TO BE DONE: Examine each line of the data. Copy those that contain the string "nrescue".
begin MATERIALS PROVIDED
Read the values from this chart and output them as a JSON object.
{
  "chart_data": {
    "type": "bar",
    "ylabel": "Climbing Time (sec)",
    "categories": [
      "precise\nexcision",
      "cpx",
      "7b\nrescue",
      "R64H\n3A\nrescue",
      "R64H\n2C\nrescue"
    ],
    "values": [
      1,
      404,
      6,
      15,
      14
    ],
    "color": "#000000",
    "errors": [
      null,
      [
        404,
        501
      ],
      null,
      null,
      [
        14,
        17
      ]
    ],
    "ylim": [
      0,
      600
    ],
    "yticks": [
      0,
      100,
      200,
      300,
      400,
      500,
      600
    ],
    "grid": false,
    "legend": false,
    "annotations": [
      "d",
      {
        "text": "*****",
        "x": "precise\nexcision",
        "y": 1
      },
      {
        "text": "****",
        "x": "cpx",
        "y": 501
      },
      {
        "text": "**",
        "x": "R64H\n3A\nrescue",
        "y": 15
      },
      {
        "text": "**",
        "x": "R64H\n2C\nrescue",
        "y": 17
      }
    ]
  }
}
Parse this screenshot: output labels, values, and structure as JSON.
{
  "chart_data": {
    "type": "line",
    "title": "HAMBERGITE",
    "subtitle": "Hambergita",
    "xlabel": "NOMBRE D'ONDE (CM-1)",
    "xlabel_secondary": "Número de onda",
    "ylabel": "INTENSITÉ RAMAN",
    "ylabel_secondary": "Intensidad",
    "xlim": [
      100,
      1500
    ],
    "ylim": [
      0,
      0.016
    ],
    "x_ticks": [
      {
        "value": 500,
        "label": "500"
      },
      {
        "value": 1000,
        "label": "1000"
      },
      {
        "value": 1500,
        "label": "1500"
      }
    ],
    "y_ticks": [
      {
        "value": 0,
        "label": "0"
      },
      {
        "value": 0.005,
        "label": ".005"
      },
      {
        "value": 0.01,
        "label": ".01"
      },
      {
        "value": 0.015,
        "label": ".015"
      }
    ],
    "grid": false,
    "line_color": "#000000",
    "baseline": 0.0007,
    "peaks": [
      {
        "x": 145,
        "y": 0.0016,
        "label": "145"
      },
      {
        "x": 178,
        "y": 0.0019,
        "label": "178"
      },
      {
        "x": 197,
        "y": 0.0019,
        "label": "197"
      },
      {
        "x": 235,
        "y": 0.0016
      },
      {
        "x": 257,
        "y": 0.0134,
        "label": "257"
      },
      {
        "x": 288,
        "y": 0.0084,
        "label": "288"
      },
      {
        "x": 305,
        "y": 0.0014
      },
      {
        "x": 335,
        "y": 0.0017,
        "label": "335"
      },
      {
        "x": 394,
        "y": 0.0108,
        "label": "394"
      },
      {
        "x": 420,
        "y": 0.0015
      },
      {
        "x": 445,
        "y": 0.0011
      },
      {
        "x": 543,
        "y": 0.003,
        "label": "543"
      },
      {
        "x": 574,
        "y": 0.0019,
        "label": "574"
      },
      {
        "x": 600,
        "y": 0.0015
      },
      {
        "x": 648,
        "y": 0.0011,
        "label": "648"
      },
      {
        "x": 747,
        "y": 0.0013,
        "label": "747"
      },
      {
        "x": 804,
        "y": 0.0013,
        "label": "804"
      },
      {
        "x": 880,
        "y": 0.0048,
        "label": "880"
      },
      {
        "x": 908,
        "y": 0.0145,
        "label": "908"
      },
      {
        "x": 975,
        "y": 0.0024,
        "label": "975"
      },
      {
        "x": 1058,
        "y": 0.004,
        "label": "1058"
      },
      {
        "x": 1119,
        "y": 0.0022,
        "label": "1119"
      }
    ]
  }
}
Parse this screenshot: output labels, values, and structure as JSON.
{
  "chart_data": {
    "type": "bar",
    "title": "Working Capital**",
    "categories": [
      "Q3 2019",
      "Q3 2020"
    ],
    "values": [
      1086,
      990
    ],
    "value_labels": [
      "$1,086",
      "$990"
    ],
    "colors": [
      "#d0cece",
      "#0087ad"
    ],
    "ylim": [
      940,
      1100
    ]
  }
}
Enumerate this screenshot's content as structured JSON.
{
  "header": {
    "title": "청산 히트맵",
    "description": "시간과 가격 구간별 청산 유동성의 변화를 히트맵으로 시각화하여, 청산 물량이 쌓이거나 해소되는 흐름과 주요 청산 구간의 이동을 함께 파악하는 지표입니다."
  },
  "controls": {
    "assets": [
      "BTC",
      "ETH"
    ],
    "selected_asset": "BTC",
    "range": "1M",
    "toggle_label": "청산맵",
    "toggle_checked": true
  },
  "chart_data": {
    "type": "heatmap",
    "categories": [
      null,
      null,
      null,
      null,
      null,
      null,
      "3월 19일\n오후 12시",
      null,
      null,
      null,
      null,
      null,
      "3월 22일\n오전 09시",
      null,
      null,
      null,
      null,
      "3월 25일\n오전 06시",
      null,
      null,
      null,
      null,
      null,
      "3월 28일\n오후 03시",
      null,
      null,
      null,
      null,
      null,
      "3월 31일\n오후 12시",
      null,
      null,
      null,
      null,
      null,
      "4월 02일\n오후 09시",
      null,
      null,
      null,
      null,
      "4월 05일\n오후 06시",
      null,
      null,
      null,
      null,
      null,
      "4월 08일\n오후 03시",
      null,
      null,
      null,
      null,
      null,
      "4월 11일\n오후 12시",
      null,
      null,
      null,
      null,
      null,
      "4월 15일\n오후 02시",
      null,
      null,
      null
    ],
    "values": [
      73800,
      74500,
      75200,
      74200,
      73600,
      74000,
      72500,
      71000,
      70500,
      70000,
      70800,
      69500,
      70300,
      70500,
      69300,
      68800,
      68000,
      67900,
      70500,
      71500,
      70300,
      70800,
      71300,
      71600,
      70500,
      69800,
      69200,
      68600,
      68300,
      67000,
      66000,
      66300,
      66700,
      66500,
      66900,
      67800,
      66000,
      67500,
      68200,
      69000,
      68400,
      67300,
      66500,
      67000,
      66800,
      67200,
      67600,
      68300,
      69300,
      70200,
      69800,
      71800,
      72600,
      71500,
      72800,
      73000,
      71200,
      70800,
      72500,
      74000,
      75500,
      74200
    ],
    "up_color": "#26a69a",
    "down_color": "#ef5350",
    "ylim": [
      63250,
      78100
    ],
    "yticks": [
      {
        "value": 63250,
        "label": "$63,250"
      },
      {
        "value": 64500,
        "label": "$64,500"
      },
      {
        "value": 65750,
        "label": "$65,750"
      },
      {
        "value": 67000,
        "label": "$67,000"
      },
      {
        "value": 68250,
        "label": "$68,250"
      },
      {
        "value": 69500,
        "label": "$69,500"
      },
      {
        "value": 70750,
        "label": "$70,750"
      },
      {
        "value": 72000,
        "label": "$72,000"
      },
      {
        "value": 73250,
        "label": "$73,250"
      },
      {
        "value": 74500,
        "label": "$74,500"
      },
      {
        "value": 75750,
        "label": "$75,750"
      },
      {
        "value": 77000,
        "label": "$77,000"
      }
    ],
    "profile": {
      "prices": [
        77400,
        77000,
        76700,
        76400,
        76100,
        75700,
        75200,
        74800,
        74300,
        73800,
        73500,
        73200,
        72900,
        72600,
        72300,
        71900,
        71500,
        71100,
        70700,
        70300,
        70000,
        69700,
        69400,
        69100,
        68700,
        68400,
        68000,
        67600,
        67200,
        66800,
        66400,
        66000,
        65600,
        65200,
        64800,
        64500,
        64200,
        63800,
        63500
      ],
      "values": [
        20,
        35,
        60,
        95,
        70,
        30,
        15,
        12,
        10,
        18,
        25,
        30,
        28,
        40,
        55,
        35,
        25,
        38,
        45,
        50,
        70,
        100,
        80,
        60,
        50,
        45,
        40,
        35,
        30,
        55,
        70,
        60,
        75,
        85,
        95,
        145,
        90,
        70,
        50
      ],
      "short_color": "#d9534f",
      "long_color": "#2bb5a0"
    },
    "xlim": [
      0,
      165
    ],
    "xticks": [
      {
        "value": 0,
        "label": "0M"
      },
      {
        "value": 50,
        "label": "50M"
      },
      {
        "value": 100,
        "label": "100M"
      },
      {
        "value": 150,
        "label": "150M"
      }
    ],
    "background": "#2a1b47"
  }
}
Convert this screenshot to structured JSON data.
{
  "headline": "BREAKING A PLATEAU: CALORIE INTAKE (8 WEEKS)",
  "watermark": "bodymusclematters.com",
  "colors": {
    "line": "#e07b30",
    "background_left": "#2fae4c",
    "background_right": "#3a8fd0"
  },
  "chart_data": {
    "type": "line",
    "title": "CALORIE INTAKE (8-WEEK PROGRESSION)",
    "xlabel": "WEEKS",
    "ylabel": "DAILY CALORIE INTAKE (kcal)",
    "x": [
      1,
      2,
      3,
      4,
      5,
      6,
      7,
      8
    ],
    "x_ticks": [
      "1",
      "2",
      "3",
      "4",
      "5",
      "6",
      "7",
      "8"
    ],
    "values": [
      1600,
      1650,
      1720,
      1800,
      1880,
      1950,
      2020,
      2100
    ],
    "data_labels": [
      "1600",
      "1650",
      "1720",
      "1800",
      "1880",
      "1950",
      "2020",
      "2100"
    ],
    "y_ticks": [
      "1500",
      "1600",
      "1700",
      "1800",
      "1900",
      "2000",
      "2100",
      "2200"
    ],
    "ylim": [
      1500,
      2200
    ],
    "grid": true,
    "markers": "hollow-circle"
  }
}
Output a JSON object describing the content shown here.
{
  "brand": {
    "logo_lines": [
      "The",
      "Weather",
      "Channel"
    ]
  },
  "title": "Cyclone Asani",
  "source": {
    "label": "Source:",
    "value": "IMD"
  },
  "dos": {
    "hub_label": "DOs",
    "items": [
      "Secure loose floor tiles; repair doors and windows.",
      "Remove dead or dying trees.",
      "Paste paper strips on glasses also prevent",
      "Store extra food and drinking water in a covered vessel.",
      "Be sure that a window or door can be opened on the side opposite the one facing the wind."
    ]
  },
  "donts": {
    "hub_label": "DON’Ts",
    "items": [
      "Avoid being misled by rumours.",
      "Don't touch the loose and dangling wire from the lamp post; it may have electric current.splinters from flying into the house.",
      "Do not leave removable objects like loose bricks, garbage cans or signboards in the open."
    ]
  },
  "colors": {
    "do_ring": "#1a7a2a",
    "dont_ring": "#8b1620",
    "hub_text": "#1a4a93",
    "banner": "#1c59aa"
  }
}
end MATERIALS PROVIDED
OUTPUT:
      "7b\nrescue",
      "R64H\n3A\nrescue",
      "R64H\n2C\nrescue"
        "x": "R64H\n3A\nrescue",
        "x": "R64H\n2C\nrescue",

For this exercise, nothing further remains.